◆ **Listings of boxed layout items**:
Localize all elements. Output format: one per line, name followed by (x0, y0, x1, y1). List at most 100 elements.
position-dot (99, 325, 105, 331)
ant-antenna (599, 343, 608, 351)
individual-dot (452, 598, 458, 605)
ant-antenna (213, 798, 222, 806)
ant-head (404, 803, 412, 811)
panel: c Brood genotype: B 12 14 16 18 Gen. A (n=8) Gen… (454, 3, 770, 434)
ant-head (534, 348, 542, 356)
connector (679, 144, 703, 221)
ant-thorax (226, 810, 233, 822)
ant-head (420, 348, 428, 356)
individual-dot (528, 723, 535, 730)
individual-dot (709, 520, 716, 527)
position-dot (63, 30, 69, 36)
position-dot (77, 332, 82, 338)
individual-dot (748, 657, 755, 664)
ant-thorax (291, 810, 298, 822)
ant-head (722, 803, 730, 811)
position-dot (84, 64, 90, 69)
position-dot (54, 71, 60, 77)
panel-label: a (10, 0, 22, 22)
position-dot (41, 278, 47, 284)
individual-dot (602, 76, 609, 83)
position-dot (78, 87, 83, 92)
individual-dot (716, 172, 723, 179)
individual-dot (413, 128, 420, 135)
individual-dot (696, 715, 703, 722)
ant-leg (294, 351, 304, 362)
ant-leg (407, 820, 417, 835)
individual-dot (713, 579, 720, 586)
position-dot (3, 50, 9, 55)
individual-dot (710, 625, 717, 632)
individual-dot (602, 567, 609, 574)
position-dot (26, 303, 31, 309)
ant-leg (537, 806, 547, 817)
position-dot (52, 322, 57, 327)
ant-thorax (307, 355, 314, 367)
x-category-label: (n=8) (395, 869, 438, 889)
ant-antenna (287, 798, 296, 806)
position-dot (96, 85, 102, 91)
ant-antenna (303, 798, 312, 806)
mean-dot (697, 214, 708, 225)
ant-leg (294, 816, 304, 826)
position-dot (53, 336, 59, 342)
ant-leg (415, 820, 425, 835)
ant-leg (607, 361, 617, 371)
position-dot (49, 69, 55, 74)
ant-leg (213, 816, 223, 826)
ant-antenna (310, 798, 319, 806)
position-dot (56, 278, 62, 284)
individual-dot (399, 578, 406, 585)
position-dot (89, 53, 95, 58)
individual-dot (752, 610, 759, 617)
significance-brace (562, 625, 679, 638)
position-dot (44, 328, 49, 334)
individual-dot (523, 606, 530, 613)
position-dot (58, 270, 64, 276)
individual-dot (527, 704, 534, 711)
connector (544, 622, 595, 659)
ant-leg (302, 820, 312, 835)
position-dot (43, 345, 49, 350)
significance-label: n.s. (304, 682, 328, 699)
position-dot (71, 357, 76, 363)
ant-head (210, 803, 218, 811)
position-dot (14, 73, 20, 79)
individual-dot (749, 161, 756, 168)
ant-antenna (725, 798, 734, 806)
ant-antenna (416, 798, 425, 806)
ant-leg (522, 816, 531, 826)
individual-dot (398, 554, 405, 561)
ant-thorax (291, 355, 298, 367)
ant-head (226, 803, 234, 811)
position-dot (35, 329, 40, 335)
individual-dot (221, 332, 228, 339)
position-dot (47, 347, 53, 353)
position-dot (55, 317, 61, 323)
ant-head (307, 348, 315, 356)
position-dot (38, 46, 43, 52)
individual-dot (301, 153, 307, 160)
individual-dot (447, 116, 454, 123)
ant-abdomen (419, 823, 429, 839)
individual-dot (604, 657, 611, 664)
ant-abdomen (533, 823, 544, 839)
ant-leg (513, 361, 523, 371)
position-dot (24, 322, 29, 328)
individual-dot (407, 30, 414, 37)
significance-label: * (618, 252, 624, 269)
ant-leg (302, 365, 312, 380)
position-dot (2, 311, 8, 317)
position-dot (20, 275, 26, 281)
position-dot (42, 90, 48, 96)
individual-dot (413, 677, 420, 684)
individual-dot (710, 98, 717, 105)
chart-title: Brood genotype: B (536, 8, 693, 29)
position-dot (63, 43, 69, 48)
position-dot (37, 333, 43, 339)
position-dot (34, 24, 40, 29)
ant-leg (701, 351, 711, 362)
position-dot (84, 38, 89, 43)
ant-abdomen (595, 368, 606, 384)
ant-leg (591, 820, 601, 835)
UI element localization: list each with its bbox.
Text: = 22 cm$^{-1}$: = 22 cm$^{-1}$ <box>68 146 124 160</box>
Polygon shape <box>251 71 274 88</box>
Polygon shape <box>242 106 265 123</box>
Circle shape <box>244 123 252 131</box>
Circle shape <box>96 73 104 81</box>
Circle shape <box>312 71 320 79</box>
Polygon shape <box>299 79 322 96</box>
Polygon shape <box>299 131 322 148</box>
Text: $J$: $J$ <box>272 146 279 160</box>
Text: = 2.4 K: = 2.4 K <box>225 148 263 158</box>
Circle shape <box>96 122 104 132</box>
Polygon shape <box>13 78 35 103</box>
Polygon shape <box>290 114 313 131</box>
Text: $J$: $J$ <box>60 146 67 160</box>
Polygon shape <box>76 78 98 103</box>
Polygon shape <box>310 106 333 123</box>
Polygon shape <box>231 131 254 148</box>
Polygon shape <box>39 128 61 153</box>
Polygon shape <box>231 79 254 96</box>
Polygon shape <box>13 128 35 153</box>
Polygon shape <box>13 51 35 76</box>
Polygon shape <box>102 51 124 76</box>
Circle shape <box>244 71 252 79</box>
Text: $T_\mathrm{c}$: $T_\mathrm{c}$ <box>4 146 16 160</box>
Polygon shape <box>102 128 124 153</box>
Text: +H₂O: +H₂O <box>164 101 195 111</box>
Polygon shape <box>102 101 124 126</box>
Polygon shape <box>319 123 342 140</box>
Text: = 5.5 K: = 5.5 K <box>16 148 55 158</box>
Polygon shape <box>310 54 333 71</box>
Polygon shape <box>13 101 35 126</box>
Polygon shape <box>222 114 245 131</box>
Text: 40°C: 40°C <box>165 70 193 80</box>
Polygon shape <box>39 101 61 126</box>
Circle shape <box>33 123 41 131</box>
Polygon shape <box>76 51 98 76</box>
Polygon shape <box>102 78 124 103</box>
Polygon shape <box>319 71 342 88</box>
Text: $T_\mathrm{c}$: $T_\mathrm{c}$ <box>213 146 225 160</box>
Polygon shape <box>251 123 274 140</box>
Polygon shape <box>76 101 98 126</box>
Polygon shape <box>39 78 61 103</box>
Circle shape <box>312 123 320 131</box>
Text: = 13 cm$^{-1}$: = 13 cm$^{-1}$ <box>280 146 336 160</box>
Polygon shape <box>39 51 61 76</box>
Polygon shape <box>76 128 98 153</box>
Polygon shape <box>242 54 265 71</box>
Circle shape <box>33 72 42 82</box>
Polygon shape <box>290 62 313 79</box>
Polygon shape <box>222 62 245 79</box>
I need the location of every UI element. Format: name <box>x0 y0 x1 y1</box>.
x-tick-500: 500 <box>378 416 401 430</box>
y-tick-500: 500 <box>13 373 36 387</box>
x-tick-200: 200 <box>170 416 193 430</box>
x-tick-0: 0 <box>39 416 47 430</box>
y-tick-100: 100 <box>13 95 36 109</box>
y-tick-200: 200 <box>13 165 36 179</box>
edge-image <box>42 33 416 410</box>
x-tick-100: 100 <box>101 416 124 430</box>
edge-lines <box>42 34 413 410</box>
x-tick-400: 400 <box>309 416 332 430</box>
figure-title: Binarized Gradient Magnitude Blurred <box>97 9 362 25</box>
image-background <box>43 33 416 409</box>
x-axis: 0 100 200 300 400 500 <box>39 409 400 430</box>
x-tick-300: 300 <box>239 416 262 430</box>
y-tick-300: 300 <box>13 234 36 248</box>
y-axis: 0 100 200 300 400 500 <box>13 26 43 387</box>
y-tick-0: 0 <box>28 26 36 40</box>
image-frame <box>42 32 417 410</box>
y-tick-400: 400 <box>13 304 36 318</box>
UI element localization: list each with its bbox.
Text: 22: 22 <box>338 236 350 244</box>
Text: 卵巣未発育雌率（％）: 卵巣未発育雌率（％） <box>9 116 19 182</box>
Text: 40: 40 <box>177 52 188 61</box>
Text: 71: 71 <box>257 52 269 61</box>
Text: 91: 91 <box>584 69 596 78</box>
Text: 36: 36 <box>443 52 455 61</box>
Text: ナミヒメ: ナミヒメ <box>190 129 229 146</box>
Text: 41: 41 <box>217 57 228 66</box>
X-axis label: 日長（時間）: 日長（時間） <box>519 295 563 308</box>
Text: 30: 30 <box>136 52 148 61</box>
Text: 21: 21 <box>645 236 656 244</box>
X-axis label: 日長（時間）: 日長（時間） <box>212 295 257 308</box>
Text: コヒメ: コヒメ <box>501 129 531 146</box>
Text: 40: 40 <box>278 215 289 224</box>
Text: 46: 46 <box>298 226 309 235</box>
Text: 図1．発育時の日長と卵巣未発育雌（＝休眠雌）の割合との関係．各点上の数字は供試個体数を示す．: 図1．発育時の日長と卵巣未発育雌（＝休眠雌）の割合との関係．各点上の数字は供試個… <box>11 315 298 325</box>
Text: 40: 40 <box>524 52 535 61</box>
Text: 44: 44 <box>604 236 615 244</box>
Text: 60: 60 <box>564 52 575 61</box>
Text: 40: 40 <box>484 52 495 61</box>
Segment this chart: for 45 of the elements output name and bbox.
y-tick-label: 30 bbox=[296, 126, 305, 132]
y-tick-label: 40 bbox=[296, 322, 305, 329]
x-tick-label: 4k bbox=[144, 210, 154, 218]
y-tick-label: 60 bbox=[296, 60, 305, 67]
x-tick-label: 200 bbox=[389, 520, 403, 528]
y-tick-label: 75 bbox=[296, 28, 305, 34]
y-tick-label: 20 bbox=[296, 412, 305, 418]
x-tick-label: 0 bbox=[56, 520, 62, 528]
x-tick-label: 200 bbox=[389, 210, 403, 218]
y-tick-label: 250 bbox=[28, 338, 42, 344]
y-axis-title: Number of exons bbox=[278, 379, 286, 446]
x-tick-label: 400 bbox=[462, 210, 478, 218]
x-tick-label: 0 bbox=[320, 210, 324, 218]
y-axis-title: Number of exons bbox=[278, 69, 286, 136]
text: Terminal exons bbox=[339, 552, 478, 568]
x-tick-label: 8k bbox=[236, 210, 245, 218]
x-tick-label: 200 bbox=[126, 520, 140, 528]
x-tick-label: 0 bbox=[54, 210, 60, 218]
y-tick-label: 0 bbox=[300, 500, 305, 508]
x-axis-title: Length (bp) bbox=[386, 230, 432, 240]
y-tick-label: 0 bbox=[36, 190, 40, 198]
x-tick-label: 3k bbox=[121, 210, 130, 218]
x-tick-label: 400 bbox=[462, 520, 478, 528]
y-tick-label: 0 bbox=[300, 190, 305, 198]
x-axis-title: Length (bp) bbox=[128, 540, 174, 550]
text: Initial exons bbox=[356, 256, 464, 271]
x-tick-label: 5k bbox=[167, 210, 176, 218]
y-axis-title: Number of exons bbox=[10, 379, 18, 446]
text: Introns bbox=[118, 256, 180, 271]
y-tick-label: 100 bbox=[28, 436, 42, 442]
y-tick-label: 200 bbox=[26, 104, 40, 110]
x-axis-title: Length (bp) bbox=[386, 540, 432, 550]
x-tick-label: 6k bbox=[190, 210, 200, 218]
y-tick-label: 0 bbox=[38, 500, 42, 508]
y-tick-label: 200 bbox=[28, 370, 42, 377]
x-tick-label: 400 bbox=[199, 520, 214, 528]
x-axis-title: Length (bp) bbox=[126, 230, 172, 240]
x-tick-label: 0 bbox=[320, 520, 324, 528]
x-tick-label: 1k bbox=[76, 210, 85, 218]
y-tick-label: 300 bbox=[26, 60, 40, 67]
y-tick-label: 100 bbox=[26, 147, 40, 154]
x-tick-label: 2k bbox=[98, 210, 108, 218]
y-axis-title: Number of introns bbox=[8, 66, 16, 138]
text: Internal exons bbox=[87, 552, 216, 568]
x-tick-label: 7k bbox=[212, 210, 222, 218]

◆ **GOAL**: Could you lay out the lines from the start of the records up to and including the line with "position-dot (56, 278, 62, 284)" as a Markdown table, with a "No." column for the row number and an "Entry" column for the line, leaving out any blank lines?

◆ **RESPONSE TO THE TASK**:
| No. | Entry |
|---|---|
| 1 | Localize all elements. Output format: one per line, name followed by (x0, y0, x1, y1). List at most 100 elements. |
| 2 | position-dot (99, 325, 105, 331) |
| 3 | ant-antenna (599, 343, 608, 351) |
| 4 | individual-dot (452, 598, 458, 605) |
| 5 | ant-antenna (213, 798, 222, 806) |
| 6 | ant-head (404, 803, 412, 811) |
| 7 | panel: c Brood genotype: B 12 14 16 18 Gen. A (n=8) Gen… (454, 3, 770, 434) |
| 8 | ant-head (534, 348, 542, 356) |
| 9 | connector (679, 144, 703, 221) |
| 10 | ant-thorax (226, 810, 233, 822) |
| 11 | ant-head (420, 348, 428, 356) |
| 12 | individual-dot (528, 723, 535, 730) |
| 13 | individual-dot (709, 520, 716, 527) |
| 14 | position-dot (63, 30, 69, 36) |
| 15 | position-dot (77, 332, 82, 338) |
| 16 | individual-dot (748, 657, 755, 664) |
| 17 | ant-thorax (291, 810, 298, 822) |
| 18 | ant-head (722, 803, 730, 811) |
| 19 | position-dot (84, 64, 90, 69) |
| 20 | position-dot (54, 71, 60, 77) |
| 21 | panel-label: a (10, 0, 22, 22) |
| 22 | position-dot (41, 278, 47, 284) |
| 23 | individual-dot (602, 76, 609, 83) |
| 24 | position-dot (78, 87, 83, 92) |
| 25 | individual-dot (716, 172, 723, 179) |
| 26 | individual-dot (413, 128, 420, 135) |
| 27 | individual-dot (696, 715, 703, 722) |
| 28 | ant-leg (294, 351, 304, 362) |
| 29 | ant-leg (407, 820, 417, 835) |
| 30 | individual-dot (713, 579, 720, 586) |
| 31 | position-dot (3, 50, 9, 55) |
| 32 | individual-dot (710, 625, 717, 632) |
| 33 | individual-dot (602, 567, 609, 574) |
| 34 | position-dot (26, 303, 31, 309) |
| 35 | ant-leg (537, 806, 547, 817) |
| 36 | position-dot (52, 322, 57, 327) |
| 37 | ant-thorax (307, 355, 314, 367) |
| 38 | x-category-label: (n=8) (395, 869, 438, 889) |
| 39 | ant-antenna (287, 798, 296, 806) |
| 40 | position-dot (96, 85, 102, 91) |
| 41 | ant-antenna (303, 798, 312, 806) |
| 42 | mean-dot (697, 214, 708, 225) |
| 43 | ant-leg (294, 816, 304, 826) |
| 44 | position-dot (53, 336, 59, 342) |
| 45 | ant-leg (415, 820, 425, 835) |
| 46 | ant-leg (607, 361, 617, 371) |
| 47 | position-dot (49, 69, 55, 74) |
| 48 | ant-leg (213, 816, 223, 826) |
| 49 | ant-antenna (310, 798, 319, 806) |
| 50 | position-dot (56, 278, 62, 284) |